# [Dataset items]

☆ ☆ ☆ ☆ ☆

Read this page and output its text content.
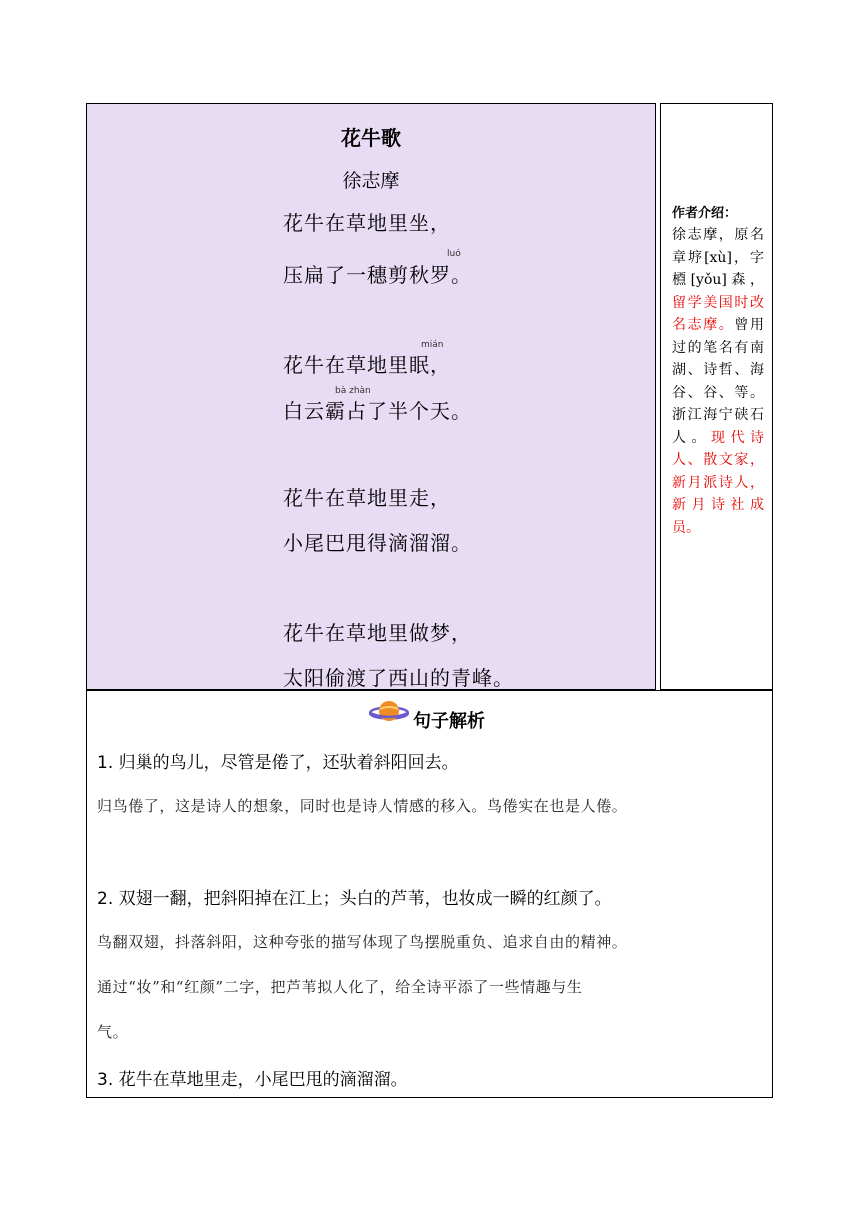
花牛歌
徐志摩
花牛在草地里坐，
压扁了一穗剪秋罗。
luó
花牛在草地里眠，
mián
白云霸占了半个天。
bà zhàn
花牛在草地里走，
小尾巴甩得滴溜溜。
花牛在草地里做梦，
太阳偷渡了西山的青峰。
作者介绍：
徐志摩，原名章垿[xù]，字槱[yǒu]森，留学美国时改名志摩。曾用过的笔名有南湖、诗哲、海谷、谷、等。浙江海宁硖石人。现代诗人、散文家，新月派诗人，新月诗社成员。
句子解析
1. 归巢的鸟儿，尽管是倦了，还驮着斜阳回去。
归鸟倦了，这是诗人的想象，同时也是诗人情感的移入。鸟倦实在也是人倦。
2. 双翅一翻，把斜阳掉在江上；头白的芦苇，也妆成一瞬的红颜了。
鸟翻双翅，抖落斜阳，这种夸张的描写体现了鸟摆脱重负、追求自由的精神。
通过“妆”和“红颜”二字，把芦苇拟人化了，给全诗平添了一些情趣与生
气。
3. 花牛在草地里走，小尾巴甩的滴溜溜。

☆ ☆ ☆ ☆ ☆

# [Task to complete]
Every line should be retyped exactly, with the pictures omitted.

# [Result]
Read this page and output its text content.
花牛歌
徐志摩
花牛在草地里坐，
压扁了一穗剪秋罗。
luó
花牛在草地里眠，
mián
白云霸占了半个天。
bà zhàn
花牛在草地里走，
小尾巴甩得滴溜溜。
花牛在草地里做梦，
太阳偷渡了西山的青峰。
作者介绍：
徐志摩，原名章垿[xù]，字槱[yǒu]森，留学美国时改名志摩。曾用过的笔名有南湖、诗哲、海谷、谷、等。浙江海宁硖石人。现代诗人、散文家，新月派诗人，新月诗社成员。
句子解析
1. 归巢的鸟儿，尽管是倦了，还驮着斜阳回去。
归鸟倦了，这是诗人的想象，同时也是诗人情感的移入。鸟倦实在也是人倦。
2. 双翅一翻，把斜阳掉在江上；头白的芦苇，也妆成一瞬的红颜了。
鸟翻双翅，抖落斜阳，这种夸张的描写体现了鸟摆脱重负、追求自由的精神。
通过“妆”和“红颜”二字，把芦苇拟人化了，给全诗平添了一些情趣与生
气。
3. 花牛在草地里走，小尾巴甩的滴溜溜。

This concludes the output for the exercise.